▸ **Work to do**:
Count the lines of the records that contain the string "view", matching case exactly, and give only the number.
- - -
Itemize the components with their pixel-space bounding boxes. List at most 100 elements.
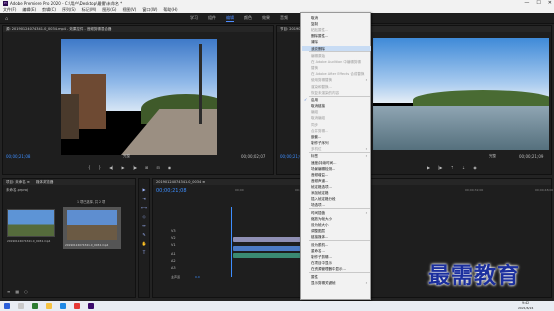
track-a2[interactable]: A2 (171, 259, 176, 263)
track-a3[interactable]: A3 (171, 266, 176, 270)
context-menu-item[interactable]: 帧定格选项... (311, 185, 332, 190)
premiere-taskbar-icon[interactable] (88, 303, 94, 309)
selection-tool-icon[interactable]: ▶ (142, 187, 145, 192)
workspace-audio[interactable]: 音频 (280, 15, 288, 22)
context-menu-item: 替换 (311, 66, 318, 71)
context-menu-item[interactable]: 时间插值 (311, 211, 325, 216)
pen-tool-icon[interactable]: ✎ (142, 232, 145, 237)
context-menu-item[interactable]: 清除 (311, 40, 318, 45)
context-menu-item[interactable]: 制作子序列 (311, 141, 329, 146)
search-icon[interactable] (18, 303, 24, 309)
minimize-button[interactable]: — (524, 0, 529, 7)
source-timecode-current[interactable]: 00;00;21;08 (6, 154, 30, 159)
source-video-frame[interactable] (61, 39, 217, 155)
context-menu-item[interactable]: 重命名... (311, 249, 325, 254)
program-fit-select[interactable]: 完整 (489, 154, 496, 159)
zoom-slider-icon[interactable]: ○ (24, 289, 28, 294)
list-view-icon[interactable]: ≡ (7, 289, 10, 294)
timeline-tab[interactable]: 20190124074341.0_0034 ≡ (156, 180, 205, 184)
extract-icon[interactable]: ⇣ (462, 165, 465, 170)
program-step-icon[interactable]: |▶ (438, 165, 442, 170)
context-menu-item[interactable]: 取消链接 (311, 104, 325, 109)
source-tab[interactable]: 源: 20190124074341.0_0034.mp4 - 效果控件 - 音频… (6, 27, 111, 32)
context-menu-item[interactable]: 取消 (311, 16, 318, 21)
step-forward-icon[interactable]: |▶ (133, 165, 137, 170)
context-menu-item[interactable]: 删除属性... (311, 34, 328, 39)
context-menu-item[interactable]: 插入帧定格分段 (311, 197, 336, 202)
context-menu-item[interactable]: 音频增益... (311, 173, 328, 178)
context-menu-item[interactable]: 嵌套... (311, 135, 321, 140)
project-thumbnail-2[interactable]: 20190124074341.0_0034.mp4 (63, 207, 121, 249)
track-select-icon[interactable]: ⇥ (142, 196, 145, 201)
project-tab[interactable]: 项目: 未命名 ≡ (6, 180, 30, 185)
context-menu-item[interactable]: 缩放为帧大小 (311, 217, 332, 222)
mark-in-icon[interactable]: { (88, 165, 91, 170)
razor-tool-icon[interactable]: ◇ (142, 214, 145, 219)
workspace-learn[interactable]: 学习 (190, 15, 198, 22)
context-menu-item[interactable]: 音频声道... (311, 179, 328, 184)
media-browser-tab[interactable]: 媒体浏览器 (36, 180, 54, 185)
track-v3[interactable]: V3 (171, 229, 176, 233)
context-menu-item[interactable]: 标签 (311, 154, 318, 159)
icon-view-icon[interactable]: ▦ (15, 289, 19, 294)
maximize-button[interactable]: ☐ (536, 0, 540, 7)
explorer-icon[interactable] (46, 303, 52, 309)
slip-tool-icon[interactable]: ↔ (142, 223, 145, 228)
mark-out-icon[interactable]: } (99, 165, 102, 170)
home-icon[interactable]: ⌂ (5, 16, 8, 22)
clock-time: 9:42 (522, 301, 530, 305)
step-back-icon[interactable]: ◀| (109, 165, 113, 170)
workspace-color[interactable]: 颜色 (244, 15, 252, 22)
camera-icon[interactable]: ◉ (168, 165, 172, 170)
project-thumbnail-1[interactable]: 20190124074341.0_0034.mp4 (7, 209, 59, 243)
ripple-edit-icon[interactable]: ⟷ (141, 205, 147, 210)
context-menu-item[interactable]: 场景编辑检测... (311, 167, 335, 172)
master-value[interactable]: 0.0 (195, 275, 200, 279)
timeline-timecode[interactable]: 00;00;21;08 (156, 188, 187, 194)
workspace-editing[interactable]: 编辑 (226, 15, 234, 22)
overwrite-icon[interactable]: ⊟ (156, 165, 159, 170)
track-v2[interactable]: V2 (171, 236, 176, 240)
context-menu-item[interactable]: 调整图层 (311, 229, 325, 234)
app-icon[interactable] (74, 303, 80, 309)
close-button[interactable]: ✕ (548, 0, 552, 7)
timeline-ruler[interactable]: 00;00 00;00;16;00 00;00;32;00 00;00;48;0… (235, 188, 553, 194)
workspace-effects[interactable]: 效果 (262, 15, 270, 22)
audio-clip[interactable] (233, 253, 301, 258)
insert-icon[interactable]: ⊞ (145, 165, 148, 170)
track-v1[interactable]: V1 (171, 243, 176, 247)
hand-tool-icon[interactable]: ✋ (142, 241, 147, 246)
submenu-arrow-icon: › (365, 210, 367, 215)
context-menu-item[interactable]: 制作子剪辑... (311, 255, 332, 260)
context-menu-item[interactable]: 显示剪辑关键帧 (311, 281, 336, 286)
program-play-icon[interactable]: ▶ (427, 165, 430, 170)
video-clip[interactable] (233, 237, 301, 242)
source-fit-select[interactable]: 完整 (123, 154, 130, 159)
context-menu-item[interactable]: 添加帧定格 (311, 191, 329, 196)
context-menu-item[interactable]: 设为脱机... (311, 243, 328, 248)
workspace-tabs: 学习 组件 编辑 颜色 效果 音频 (190, 15, 288, 22)
context-menu-item[interactable]: 属性 (311, 275, 318, 280)
playhead[interactable] (231, 207, 232, 277)
context-menu-item[interactable]: 设为帧大小 (311, 223, 329, 228)
type-tool-icon[interactable]: T (143, 250, 145, 255)
context-menu-item[interactable]: 复制 (311, 22, 318, 27)
play-icon[interactable]: ▶ (122, 165, 125, 170)
track-a1[interactable]: A1 (171, 252, 176, 256)
browser-icon[interactable] (60, 303, 66, 309)
context-menu-item[interactable]: 启用 (311, 98, 318, 103)
program-video-frame[interactable] (373, 38, 549, 150)
lift-icon[interactable]: ⇡ (451, 165, 454, 170)
start-icon[interactable] (4, 303, 10, 309)
task-view-icon[interactable] (32, 303, 38, 309)
export-frame-icon[interactable]: ◉ (473, 165, 477, 170)
source-tab-row: 源: 20190124074341.0_0034.mp4 - 效果控件 - 音频… (3, 26, 273, 32)
context-menu-item: 编辑原始 (311, 54, 325, 58)
context-menu-item[interactable]: 在项目中显示 (311, 261, 332, 266)
context-menu-item[interactable]: 速度/持续时间... (311, 161, 337, 166)
workspace-assembly[interactable]: 组件 (208, 15, 216, 22)
clip-context-menu: 取消 复制 粘贴属性... 删除属性... 清除 波纹删除 编辑原始在 Adobe Audi… (300, 12, 371, 300)
context-menu-item: 在 Adobe Audition 中编辑剪辑 (311, 60, 361, 65)
menu-separator (309, 151, 370, 153)
video-clip-selected[interactable] (233, 246, 301, 251)
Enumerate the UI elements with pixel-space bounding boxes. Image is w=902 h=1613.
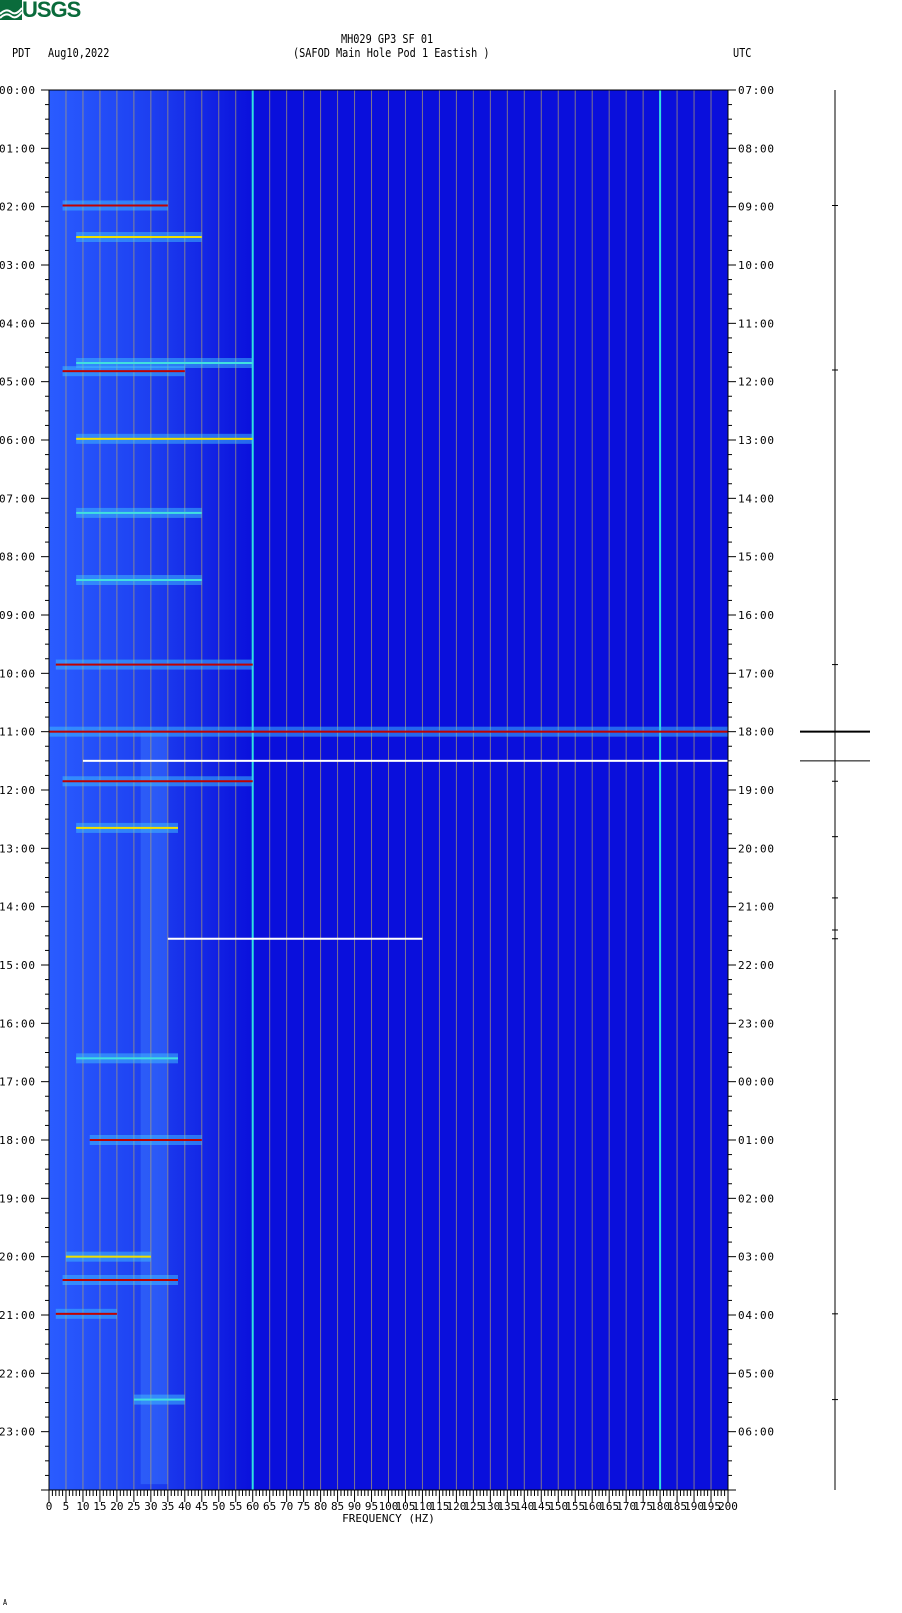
y-label-right: 08:00 bbox=[738, 142, 774, 155]
y-label-right: 04:00 bbox=[738, 1309, 774, 1322]
y-label-left: 14:00 bbox=[0, 901, 35, 914]
event-band bbox=[76, 362, 253, 364]
event-band bbox=[167, 937, 423, 940]
event-band bbox=[49, 730, 728, 733]
y-label-left: 01:00 bbox=[0, 142, 35, 155]
x-label: 80 bbox=[314, 1500, 327, 1513]
x-label: 15 bbox=[93, 1500, 106, 1513]
y-label-left: 13:00 bbox=[0, 842, 35, 855]
event-band bbox=[76, 236, 202, 238]
event-band bbox=[65, 1255, 151, 1258]
y-label-right: 17:00 bbox=[738, 667, 774, 680]
event-band bbox=[55, 663, 253, 666]
y-label-left: 22:00 bbox=[0, 1367, 35, 1380]
y-label-right: 03:00 bbox=[738, 1251, 774, 1264]
event-band bbox=[76, 579, 202, 581]
x-label: 5 bbox=[63, 1500, 70, 1513]
y-label-right: 16:00 bbox=[738, 609, 774, 622]
y-label-left: 18:00 bbox=[0, 1134, 35, 1147]
y-label-left: 21:00 bbox=[0, 1309, 35, 1322]
y-label-right: 13:00 bbox=[738, 434, 774, 447]
y-label-right: 02:00 bbox=[738, 1192, 774, 1205]
event-band bbox=[62, 780, 253, 783]
x-axis-title: FREQUENCY (HZ) bbox=[342, 1512, 435, 1525]
y-label-right: 00:00 bbox=[738, 1076, 774, 1089]
y-label-left: 23:00 bbox=[0, 1426, 35, 1439]
event-band bbox=[76, 1057, 179, 1060]
event-band bbox=[62, 1279, 179, 1281]
y-label-right: 12:00 bbox=[738, 376, 774, 389]
y-label-left: 03:00 bbox=[0, 259, 35, 272]
y-label-right: 18:00 bbox=[738, 726, 774, 739]
y-label-left: 11:00 bbox=[0, 726, 35, 739]
y-label-left: 12:00 bbox=[0, 784, 35, 797]
event-band bbox=[89, 1139, 202, 1141]
event-band bbox=[62, 204, 168, 207]
event-band bbox=[55, 1312, 117, 1315]
event-band bbox=[62, 370, 185, 373]
spectrogram: 00:00 01:00 02:00 03:00 04:00 05:00 06:00 07:00… bbox=[0, 84, 870, 1525]
y-label-right: 11:00 bbox=[738, 317, 774, 330]
y-label-right: 09:00 bbox=[738, 201, 774, 214]
event-band bbox=[76, 437, 253, 440]
y-label-right: 15:00 bbox=[738, 551, 774, 564]
x-label: 65 bbox=[263, 1500, 276, 1513]
y-label-left: 10:00 bbox=[0, 667, 35, 680]
x-label: 70 bbox=[280, 1500, 293, 1513]
event-band bbox=[76, 826, 179, 829]
y-label-left: 20:00 bbox=[0, 1251, 35, 1264]
x-label: 50 bbox=[212, 1500, 225, 1513]
y-label-right: 14:00 bbox=[738, 492, 774, 505]
x-label: 200 bbox=[718, 1500, 738, 1513]
y-label-right: 05:00 bbox=[738, 1367, 774, 1380]
y-label-right: 06:00 bbox=[738, 1426, 774, 1439]
event-band bbox=[76, 511, 202, 514]
y-label-right: 07:00 bbox=[738, 84, 774, 97]
x-label: 40 bbox=[178, 1500, 191, 1513]
x-label: 10 bbox=[76, 1500, 89, 1513]
y-label-left: 08:00 bbox=[0, 551, 35, 564]
y-label-left: 07:00 bbox=[0, 492, 35, 505]
y-label-left: 05:00 bbox=[0, 376, 35, 389]
y-label-left: 09:00 bbox=[0, 609, 35, 622]
y-label-right: 19:00 bbox=[738, 784, 774, 797]
x-label: 45 bbox=[195, 1500, 208, 1513]
y-label-left: 17:00 bbox=[0, 1076, 35, 1089]
y-label-right: 01:00 bbox=[738, 1134, 774, 1147]
y-label-left: 02:00 bbox=[0, 201, 35, 214]
x-label: 30 bbox=[144, 1500, 157, 1513]
x-label: 0 bbox=[46, 1500, 53, 1513]
y-label-left: 06:00 bbox=[0, 434, 35, 447]
noise-band-30hz bbox=[140, 731, 168, 1485]
x-label: 60 bbox=[246, 1500, 259, 1513]
x-label: 35 bbox=[161, 1500, 174, 1513]
y-label-right: 20:00 bbox=[738, 842, 774, 855]
event-band bbox=[133, 1398, 185, 1401]
y-label-right: 10:00 bbox=[738, 259, 774, 272]
y-label-right: 21:00 bbox=[738, 901, 774, 914]
x-label: 25 bbox=[127, 1500, 140, 1513]
y-label-left: 16:00 bbox=[0, 1017, 35, 1030]
y-label-right: 22:00 bbox=[738, 959, 774, 972]
y-label-left: 04:00 bbox=[0, 317, 35, 330]
event-band bbox=[82, 759, 728, 762]
y-label-left: 00:00 bbox=[0, 84, 35, 97]
x-label: 20 bbox=[110, 1500, 123, 1513]
x-label: 55 bbox=[229, 1500, 242, 1513]
y-label-left: 19:00 bbox=[0, 1192, 35, 1205]
y-label-right: 23:00 bbox=[738, 1017, 774, 1030]
y-label-left: 15:00 bbox=[0, 959, 35, 972]
x-label: 75 bbox=[297, 1500, 310, 1513]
- - -
▸ **Answer to the task**:
3